__EXERCISE PROMPT__: Every line must be returned precisely as it is written.

__Dataset excerpt__:
[Start]

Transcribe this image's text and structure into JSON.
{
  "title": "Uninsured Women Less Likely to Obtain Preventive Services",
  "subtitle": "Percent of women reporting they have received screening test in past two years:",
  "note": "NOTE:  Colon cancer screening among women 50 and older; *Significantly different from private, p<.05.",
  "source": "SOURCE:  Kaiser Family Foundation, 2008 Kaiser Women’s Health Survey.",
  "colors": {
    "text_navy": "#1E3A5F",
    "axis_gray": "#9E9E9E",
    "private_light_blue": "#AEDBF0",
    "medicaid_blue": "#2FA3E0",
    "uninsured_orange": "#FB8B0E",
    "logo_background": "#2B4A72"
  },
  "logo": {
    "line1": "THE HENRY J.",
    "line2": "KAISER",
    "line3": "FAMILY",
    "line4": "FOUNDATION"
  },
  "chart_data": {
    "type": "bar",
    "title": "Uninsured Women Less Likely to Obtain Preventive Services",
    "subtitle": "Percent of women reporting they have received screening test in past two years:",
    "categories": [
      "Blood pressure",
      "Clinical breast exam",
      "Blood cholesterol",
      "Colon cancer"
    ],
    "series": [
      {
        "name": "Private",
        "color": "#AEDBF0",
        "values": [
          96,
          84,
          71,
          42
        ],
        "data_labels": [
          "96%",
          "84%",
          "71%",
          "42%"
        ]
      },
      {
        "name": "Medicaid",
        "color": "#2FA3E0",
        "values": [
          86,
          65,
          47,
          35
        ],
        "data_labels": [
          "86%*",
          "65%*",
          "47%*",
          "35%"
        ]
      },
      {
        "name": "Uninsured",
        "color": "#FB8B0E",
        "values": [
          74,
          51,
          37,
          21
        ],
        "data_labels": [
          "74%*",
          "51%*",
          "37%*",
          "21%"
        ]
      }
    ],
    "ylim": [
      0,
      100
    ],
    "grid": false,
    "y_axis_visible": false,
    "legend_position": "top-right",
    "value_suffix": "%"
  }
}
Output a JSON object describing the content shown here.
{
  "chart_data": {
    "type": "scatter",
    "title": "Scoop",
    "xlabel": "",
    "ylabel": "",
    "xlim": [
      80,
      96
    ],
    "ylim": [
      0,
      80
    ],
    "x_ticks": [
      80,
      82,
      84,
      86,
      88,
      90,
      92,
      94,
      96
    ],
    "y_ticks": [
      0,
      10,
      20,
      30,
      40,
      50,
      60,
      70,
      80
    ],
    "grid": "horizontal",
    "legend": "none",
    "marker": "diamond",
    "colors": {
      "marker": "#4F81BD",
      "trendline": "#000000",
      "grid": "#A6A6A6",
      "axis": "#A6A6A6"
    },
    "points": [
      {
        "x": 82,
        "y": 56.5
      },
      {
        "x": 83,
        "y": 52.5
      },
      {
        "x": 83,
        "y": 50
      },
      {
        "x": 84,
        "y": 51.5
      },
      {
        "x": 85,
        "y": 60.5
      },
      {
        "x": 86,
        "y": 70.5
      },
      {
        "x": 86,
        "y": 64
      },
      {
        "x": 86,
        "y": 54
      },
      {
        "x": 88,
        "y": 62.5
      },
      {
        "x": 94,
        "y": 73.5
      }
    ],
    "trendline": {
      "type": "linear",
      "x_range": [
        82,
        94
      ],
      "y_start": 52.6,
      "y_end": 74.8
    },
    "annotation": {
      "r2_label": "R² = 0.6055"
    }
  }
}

[End]

__EXERCISE RESPONSE__:
Transcribe this image's text and structure into JSON.
{
  "title": "Uninsured Women Less Likely to Obtain Preventive Services",
  "subtitle": "Percent of women reporting they have received screening test in past two years:",
  "note": "NOTE:  Colon cancer screening among women 50 and older; *Significantly different from private, p<.05.",
  "source": "SOURCE:  Kaiser Family Foundation, 2008 Kaiser Women’s Health Survey.",
  "colors": {
    "text_navy": "#1E3A5F",
    "axis_gray": "#9E9E9E",
    "private_light_blue": "#AEDBF0",
    "medicaid_blue": "#2FA3E0",
    "uninsured_orange": "#FB8B0E",
    "logo_background": "#2B4A72"
  },
  "logo": {
    "line1": "THE HENRY J.",
    "line2": "KAISER",
    "line3": "FAMILY",
    "line4": "FOUNDATION"
  },
  "chart_data": {
    "type": "bar",
    "title": "Uninsured Women Less Likely to Obtain Preventive Services",
    "subtitle": "Percent of women reporting they have received screening test in past two years:",
    "categories": [
      "Blood pressure",
      "Clinical breast exam",
      "Blood cholesterol",
      "Colon cancer"
    ],
    "series": [
      {
        "name": "Private",
        "color": "#AEDBF0",
        "values": [
          96,
          84,
          71,
          42
        ],
        "data_labels": [
          "96%",
          "84%",
          "71%",
          "42%"
        ]
      },
      {
        "name": "Medicaid",
        "color": "#2FA3E0",
        "values": [
          86,
          65,
          47,
          35
        ],
        "data_labels": [
          "86%*",
          "65%*",
          "47%*",
          "35%"
        ]
      },
      {
        "name": "Uninsured",
        "color": "#FB8B0E",
        "values": [
          74,
          51,
          37,
          21
        ],
        "data_labels": [
          "74%*",
          "51%*",
          "37%*",
          "21%"
        ]
      }
    ],
    "ylim": [
      0,
      100
    ],
    "grid": false,
    "y_axis_visible": false,
    "legend_position": "top-right",
    "value_suffix": "%"
  }
}
Output a JSON object describing the content shown here.
{
  "chart_data": {
    "type": "scatter",
    "title": "Scoop",
    "xlabel": "",
    "ylabel": "",
    "xlim": [
      80,
      96
    ],
    "ylim": [
      0,
      80
    ],
    "x_ticks": [
      80,
      82,
      84,
      86,
      88,
      90,
      92,
      94,
      96
    ],
    "y_ticks": [
      0,
      10,
      20,
      30,
      40,
      50,
      60,
      70,
      80
    ],
    "grid": "horizontal",
    "legend": "none",
    "marker": "diamond",
    "colors": {
      "marker": "#4F81BD",
      "trendline": "#000000",
      "grid": "#A6A6A6",
      "axis": "#A6A6A6"
    },
    "points": [
      {
        "x": 82,
        "y": 56.5
      },
      {
        "x": 83,
        "y": 52.5
      },
      {
        "x": 83,
        "y": 50
      },
      {
        "x": 84,
        "y": 51.5
      },
      {
        "x": 85,
        "y": 60.5
      },
      {
        "x": 86,
        "y": 70.5
      },
      {
        "x": 86,
        "y": 64
      },
      {
        "x": 86,
        "y": 54
      },
      {
        "x": 88,
        "y": 62.5
      },
      {
        "x": 94,
        "y": 73.5
      }
    ],
    "trendline": {
      "type": "linear",
      "x_range": [
        82,
        94
      ],
      "y_start": 52.6,
      "y_end": 74.8
    },
    "annotation": {
      "r2_label": "R² = 0.6055"
    }
  }
}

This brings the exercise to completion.